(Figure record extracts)
((
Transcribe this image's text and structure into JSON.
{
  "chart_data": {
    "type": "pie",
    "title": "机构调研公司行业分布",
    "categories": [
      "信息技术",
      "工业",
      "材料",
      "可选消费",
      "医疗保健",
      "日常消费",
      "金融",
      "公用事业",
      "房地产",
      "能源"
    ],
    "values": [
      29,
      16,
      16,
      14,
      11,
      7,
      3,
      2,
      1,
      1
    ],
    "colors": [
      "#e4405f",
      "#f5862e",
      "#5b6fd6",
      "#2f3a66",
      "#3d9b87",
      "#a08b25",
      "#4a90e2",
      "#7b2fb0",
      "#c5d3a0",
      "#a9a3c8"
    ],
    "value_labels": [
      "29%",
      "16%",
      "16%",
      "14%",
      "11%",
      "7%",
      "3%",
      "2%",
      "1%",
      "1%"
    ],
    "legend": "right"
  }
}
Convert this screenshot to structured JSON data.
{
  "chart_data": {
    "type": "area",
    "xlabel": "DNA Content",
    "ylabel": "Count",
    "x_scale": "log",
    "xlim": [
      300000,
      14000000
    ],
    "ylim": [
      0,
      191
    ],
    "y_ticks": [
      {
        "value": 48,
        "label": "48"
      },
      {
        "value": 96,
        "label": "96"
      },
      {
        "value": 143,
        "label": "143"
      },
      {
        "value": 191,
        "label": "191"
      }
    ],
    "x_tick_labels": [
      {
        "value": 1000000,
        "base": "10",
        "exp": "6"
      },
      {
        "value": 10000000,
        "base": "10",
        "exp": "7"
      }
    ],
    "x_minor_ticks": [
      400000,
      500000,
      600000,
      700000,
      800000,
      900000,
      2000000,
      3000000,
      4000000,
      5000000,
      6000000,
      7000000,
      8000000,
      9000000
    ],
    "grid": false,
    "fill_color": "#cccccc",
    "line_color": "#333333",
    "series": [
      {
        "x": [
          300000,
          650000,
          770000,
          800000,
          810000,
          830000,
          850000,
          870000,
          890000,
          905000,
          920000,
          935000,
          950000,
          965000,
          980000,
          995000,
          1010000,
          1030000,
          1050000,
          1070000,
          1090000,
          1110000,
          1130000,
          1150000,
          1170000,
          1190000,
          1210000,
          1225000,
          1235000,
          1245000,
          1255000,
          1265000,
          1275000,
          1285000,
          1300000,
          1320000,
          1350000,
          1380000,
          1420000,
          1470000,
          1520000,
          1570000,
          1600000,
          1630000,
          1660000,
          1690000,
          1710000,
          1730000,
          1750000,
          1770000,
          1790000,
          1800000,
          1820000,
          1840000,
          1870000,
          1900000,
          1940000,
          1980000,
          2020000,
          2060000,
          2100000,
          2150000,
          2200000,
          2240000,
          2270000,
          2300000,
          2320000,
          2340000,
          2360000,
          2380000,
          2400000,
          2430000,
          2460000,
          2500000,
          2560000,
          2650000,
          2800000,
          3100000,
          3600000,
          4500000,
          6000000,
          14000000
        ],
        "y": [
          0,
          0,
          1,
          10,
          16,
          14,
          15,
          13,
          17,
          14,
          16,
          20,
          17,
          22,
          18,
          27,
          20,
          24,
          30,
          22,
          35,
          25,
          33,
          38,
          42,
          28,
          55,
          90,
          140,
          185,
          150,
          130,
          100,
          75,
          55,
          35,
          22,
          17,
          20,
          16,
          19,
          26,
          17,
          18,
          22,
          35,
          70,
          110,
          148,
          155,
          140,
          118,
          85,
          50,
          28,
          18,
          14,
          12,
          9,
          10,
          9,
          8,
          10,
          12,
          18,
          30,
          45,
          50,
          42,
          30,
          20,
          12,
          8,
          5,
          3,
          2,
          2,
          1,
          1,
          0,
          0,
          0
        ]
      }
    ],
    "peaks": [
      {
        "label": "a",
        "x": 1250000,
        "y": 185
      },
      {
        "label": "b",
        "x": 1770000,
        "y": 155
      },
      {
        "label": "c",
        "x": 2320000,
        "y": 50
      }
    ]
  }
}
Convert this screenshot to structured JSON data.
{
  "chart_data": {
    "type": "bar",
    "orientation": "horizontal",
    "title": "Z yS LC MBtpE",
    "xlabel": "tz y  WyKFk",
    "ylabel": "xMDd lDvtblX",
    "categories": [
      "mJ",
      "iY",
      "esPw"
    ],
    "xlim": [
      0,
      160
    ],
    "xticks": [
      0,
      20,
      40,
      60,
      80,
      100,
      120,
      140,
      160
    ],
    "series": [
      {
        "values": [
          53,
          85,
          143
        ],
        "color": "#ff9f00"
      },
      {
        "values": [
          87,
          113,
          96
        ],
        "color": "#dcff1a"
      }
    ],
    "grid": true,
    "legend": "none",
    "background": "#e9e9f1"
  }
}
))
((
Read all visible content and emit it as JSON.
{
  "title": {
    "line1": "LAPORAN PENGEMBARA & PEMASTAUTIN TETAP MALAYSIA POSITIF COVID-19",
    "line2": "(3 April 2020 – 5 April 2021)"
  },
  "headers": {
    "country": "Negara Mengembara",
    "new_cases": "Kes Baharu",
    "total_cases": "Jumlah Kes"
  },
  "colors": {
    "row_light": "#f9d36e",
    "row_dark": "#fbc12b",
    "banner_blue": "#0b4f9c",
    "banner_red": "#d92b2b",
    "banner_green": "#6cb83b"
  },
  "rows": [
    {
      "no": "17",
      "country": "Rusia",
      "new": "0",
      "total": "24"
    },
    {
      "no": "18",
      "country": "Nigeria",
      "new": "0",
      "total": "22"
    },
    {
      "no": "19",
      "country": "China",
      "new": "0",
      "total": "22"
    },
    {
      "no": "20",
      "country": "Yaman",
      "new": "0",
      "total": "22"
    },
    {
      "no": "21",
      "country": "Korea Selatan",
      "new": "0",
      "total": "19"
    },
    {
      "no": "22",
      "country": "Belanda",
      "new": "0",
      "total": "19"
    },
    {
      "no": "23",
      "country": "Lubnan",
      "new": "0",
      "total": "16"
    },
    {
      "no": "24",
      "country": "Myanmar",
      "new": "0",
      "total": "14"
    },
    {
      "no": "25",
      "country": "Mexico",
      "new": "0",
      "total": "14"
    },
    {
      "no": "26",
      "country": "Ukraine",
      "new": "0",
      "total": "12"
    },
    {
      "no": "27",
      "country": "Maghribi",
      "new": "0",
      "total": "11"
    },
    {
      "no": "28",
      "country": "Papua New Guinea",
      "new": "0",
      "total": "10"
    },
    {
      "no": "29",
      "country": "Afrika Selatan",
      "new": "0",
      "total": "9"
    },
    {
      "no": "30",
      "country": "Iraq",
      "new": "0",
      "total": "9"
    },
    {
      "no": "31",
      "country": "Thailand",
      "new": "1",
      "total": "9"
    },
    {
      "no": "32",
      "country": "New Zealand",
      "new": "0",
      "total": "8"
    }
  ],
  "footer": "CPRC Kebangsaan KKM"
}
))
**Task description:**
Pick out each line that holds the string "title".

**The answer:**
    "title": "机构调研公司行业分布",
    "title": "Z yS LC MBtpE",
  "title": {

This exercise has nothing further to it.